• **Stated problem**
Print all of the entries exactly, minus the pictures.

=== Stored rows ===

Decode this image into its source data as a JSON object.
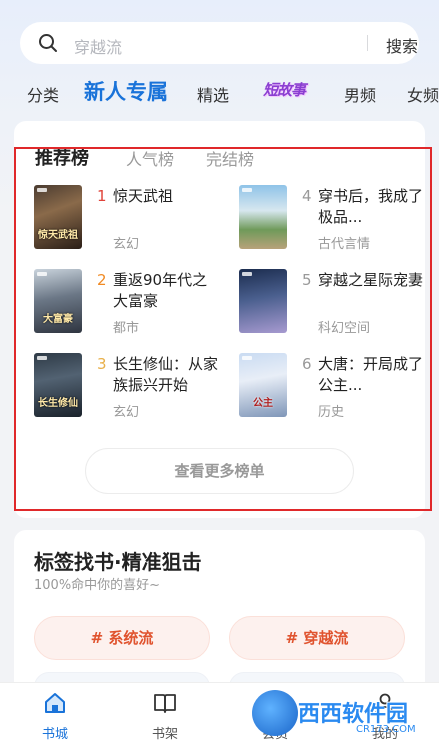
{
  "search": {
    "placeholder": "穿越流",
    "button_label": "搜索"
  },
  "category_tabs": [
    {
      "label": "分类"
    },
    {
      "label": "新人专属",
      "active": true
    },
    {
      "label": "精选"
    },
    {
      "label": "短故事"
    },
    {
      "label": "男频"
    },
    {
      "label": "女频"
    }
  ],
  "ranking": {
    "tabs": [
      {
        "label": "推荐榜",
        "active": true
      },
      {
        "label": "人气榜"
      },
      {
        "label": "完结榜"
      }
    ],
    "books": [
      {
        "rank": "1",
        "title": "惊天武祖",
        "genre": "玄幻",
        "rank_color": "#e0433a",
        "cover_text": "惊天武祖"
      },
      {
        "rank": "2",
        "title": "重返90年代之大富豪",
        "genre": "都市",
        "rank_color": "#f08a24",
        "cover_text": "大富豪"
      },
      {
        "rank": "3",
        "title": "长生修仙：从家族振兴开始",
        "genre": "玄幻",
        "rank_color": "#e8b04a",
        "cover_text": "长生修仙"
      },
      {
        "rank": "4",
        "title": "穿书后，我成了极品...",
        "genre": "古代言情",
        "rank_color": "#999999",
        "cover_text": ""
      },
      {
        "rank": "5",
        "title": "穿越之星际宠妻",
        "genre": "科幻空间",
        "rank_color": "#999999",
        "cover_text": ""
      },
      {
        "rank": "6",
        "title": "大唐：开局成了公主...",
        "genre": "历史",
        "rank_color": "#999999",
        "cover_text": "公主"
      }
    ],
    "more_label": "查看更多榜单"
  },
  "tags_section": {
    "title": "标签找书·精准狙击",
    "subtitle": "100%命中你的喜好~",
    "tags": [
      {
        "label": "# 系统流"
      },
      {
        "label": "# 穿越流"
      }
    ]
  },
  "bottom_nav": [
    {
      "label": "书城",
      "icon": "home-icon",
      "active": true
    },
    {
      "label": "书架",
      "icon": "book-icon"
    },
    {
      "label": "会员",
      "icon": "vip-icon"
    },
    {
      "label": "我的",
      "icon": "profile-icon"
    }
  ],
  "watermark": {
    "text": "西西软件园",
    "sub": "CR173.COM"
  },
  "colors": {
    "accent": "#1a73d9",
    "highlight_border": "#e0282a",
    "tag_text": "#e0532e"
  }
}
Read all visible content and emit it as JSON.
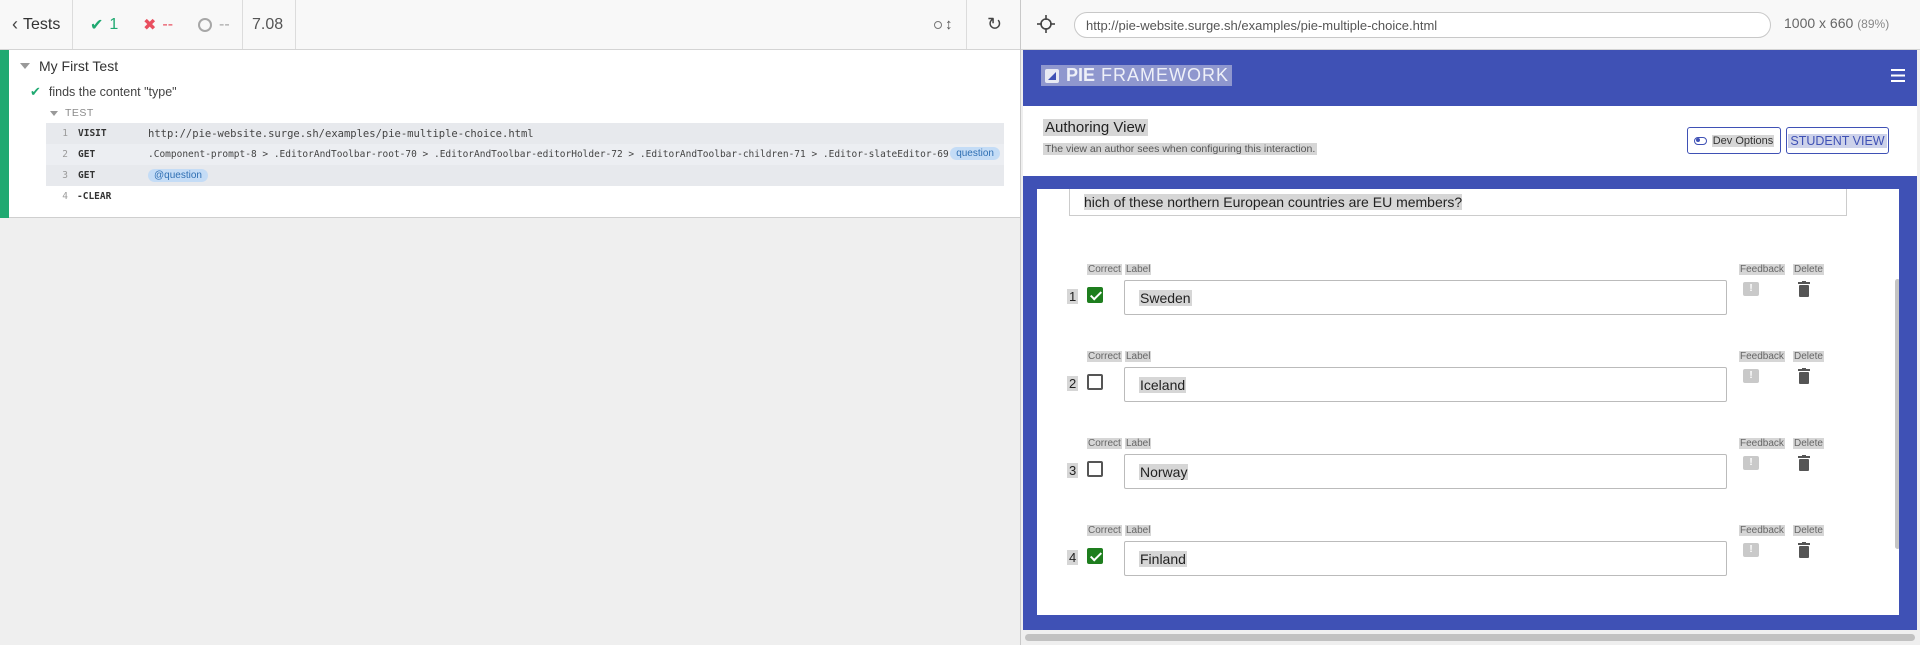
{
  "reporter": {
    "tests_label": "Tests",
    "passed": "1",
    "failed": "--",
    "pending": "--",
    "duration": "7.08",
    "suite_title": "My First Test",
    "test_title": "finds the content \"type\"",
    "section_label": "TEST",
    "commands": [
      {
        "num": "1",
        "name": "VISIT",
        "message": "http://pie-website.surge.sh/examples/pie-multiple-choice.html",
        "alias": ""
      },
      {
        "num": "2",
        "name": "GET",
        "message": ".Component-prompt-8 > .EditorAndToolbar-root-70 > .EditorAndToolbar-editorHolder-72 > .EditorAndToolbar-children-71 > .Editor-slateEditor-69",
        "alias": "question"
      },
      {
        "num": "3",
        "name": "GET",
        "message": "",
        "alias": "@question"
      },
      {
        "num": "4",
        "name": "-CLEAR",
        "message": "",
        "alias": ""
      }
    ]
  },
  "aut": {
    "url": "http://pie-website.surge.sh/examples/pie-multiple-choice.html",
    "viewport": "1000 x 660",
    "scale": "(89%)",
    "logo_bold": "PIE",
    "logo_light": "FRAMEWORK",
    "authoring_title": "Authoring View",
    "authoring_subtitle": "The view an author sees when configuring this interaction.",
    "dev_options_label": "Dev Options",
    "student_view_label": "STUDENT VIEW",
    "prompt_text": "hich of these northern European countries are EU members?",
    "col_correct": "Correct",
    "col_label": "Label",
    "col_feedback": "Feedback",
    "col_delete": "Delete",
    "choices": [
      {
        "num": "1",
        "label": "Sweden",
        "correct": true
      },
      {
        "num": "2",
        "label": "Iceland",
        "correct": false
      },
      {
        "num": "3",
        "label": "Norway",
        "correct": false
      },
      {
        "num": "4",
        "label": "Finland",
        "correct": true
      }
    ],
    "colors": {
      "primary": "#3f51b5",
      "pass": "#1fa971",
      "fail": "#e94f5f",
      "checked": "#1e7e1e"
    }
  }
}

===

• **Exercise solution**
Decode this image into its source data as a JSON object.
{
  "search": {
    "placeholder": "穿越流",
    "button_label": "搜索"
  },
  "category_tabs": [
    {
      "label": "分类"
    },
    {
      "label": "新人专属",
      "active": true
    },
    {
      "label": "精选"
    },
    {
      "label": "短故事"
    },
    {
      "label": "男频"
    },
    {
      "label": "女频"
    }
  ],
  "ranking": {
    "tabs": [
      {
        "label": "推荐榜",
        "active": true
      },
      {
        "label": "人气榜"
      },
      {
        "label": "完结榜"
      }
    ],
    "books": [
      {
        "rank": "1",
        "title": "惊天武祖",
        "genre": "玄幻",
        "rank_color": "#e0433a",
        "cover_text": "惊天武祖"
      },
      {
        "rank": "2",
        "title": "重返90年代之大富豪",
        "genre": "都市",
        "rank_color": "#f08a24",
        "cover_text": "大富豪"
      },
      {
        "rank": "3",
        "title": "长生修仙：从家族振兴开始",
        "genre": "玄幻",
        "rank_color": "#e8b04a",
        "cover_text": "长生修仙"
      },
      {
        "rank": "4",
        "title": "穿书后，我成了极品...",
        "genre": "古代言情",
        "rank_color": "#999999",
        "cover_text": ""
      },
      {
        "rank": "5",
        "title": "穿越之星际宠妻",
        "genre": "科幻空间",
        "rank_color": "#999999",
        "cover_text": ""
      },
      {
        "rank": "6",
        "title": "大唐：开局成了公主...",
        "genre": "历史",
        "rank_color": "#999999",
        "cover_text": "公主"
      }
    ],
    "more_label": "查看更多榜单"
  },
  "tags_section": {
    "title": "标签找书·精准狙击",
    "subtitle": "100%命中你的喜好~",
    "tags": [
      {
        "label": "# 系统流"
      },
      {
        "label": "# 穿越流"
      }
    ]
  },
  "bottom_nav": [
    {
      "label": "书城",
      "icon": "home-icon",
      "active": true
    },
    {
      "label": "书架",
      "icon": "book-icon"
    },
    {
      "label": "会员",
      "icon": "vip-icon"
    },
    {
      "label": "我的",
      "icon": "profile-icon"
    }
  ],
  "watermark": {
    "text": "西西软件园",
    "sub": "CR173.COM"
  },
  "colors": {
    "accent": "#1a73d9",
    "highlight_border": "#e0282a",
    "tag_text": "#e0532e"
  }
}
Read all visible content and emit it as JSON.
{
  "reporter": {
    "tests_label": "Tests",
    "passed": "1",
    "failed": "--",
    "pending": "--",
    "duration": "7.08",
    "suite_title": "My First Test",
    "test_title": "finds the content \"type\"",
    "section_label": "TEST",
    "commands": [
      {
        "num": "1",
        "name": "VISIT",
        "message": "http://pie-website.surge.sh/examples/pie-multiple-choice.html",
        "alias": ""
      },
      {
        "num": "2",
        "name": "GET",
        "message": ".Component-prompt-8 > .EditorAndToolbar-root-70 > .EditorAndToolbar-editorHolder-72 > .EditorAndToolbar-children-71 > .Editor-slateEditor-69",
        "alias": "question"
      },
      {
        "num": "3",
        "name": "GET",
        "message": "",
        "alias": "@question"
      },
      {
        "num": "4",
        "name": "-CLEAR",
        "message": "",
        "alias": ""
      }
    ]
  },
  "aut": {
    "url": "http://pie-website.surge.sh/examples/pie-multiple-choice.html",
    "viewport": "1000 x 660",
    "scale": "(89%)",
    "logo_bold": "PIE",
    "logo_light": "FRAMEWORK",
    "authoring_title": "Authoring View",
    "authoring_subtitle": "The view an author sees when configuring this interaction.",
    "dev_options_label": "Dev Options",
    "student_view_label": "STUDENT VIEW",
    "prompt_text": "hich of these northern European countries are EU members?",
    "col_correct": "Correct",
    "col_label": "Label",
    "col_feedback": "Feedback",
    "col_delete": "Delete",
    "choices": [
      {
        "num": "1",
        "label": "Sweden",
        "correct": true
      },
      {
        "num": "2",
        "label": "Iceland",
        "correct": false
      },
      {
        "num": "3",
        "label": "Norway",
        "correct": false
      },
      {
        "num": "4",
        "label": "Finland",
        "correct": true
      }
    ],
    "colors": {
      "primary": "#3f51b5",
      "pass": "#1fa971",
      "fail": "#e94f5f",
      "checked": "#1e7e1e"
    }
  }
}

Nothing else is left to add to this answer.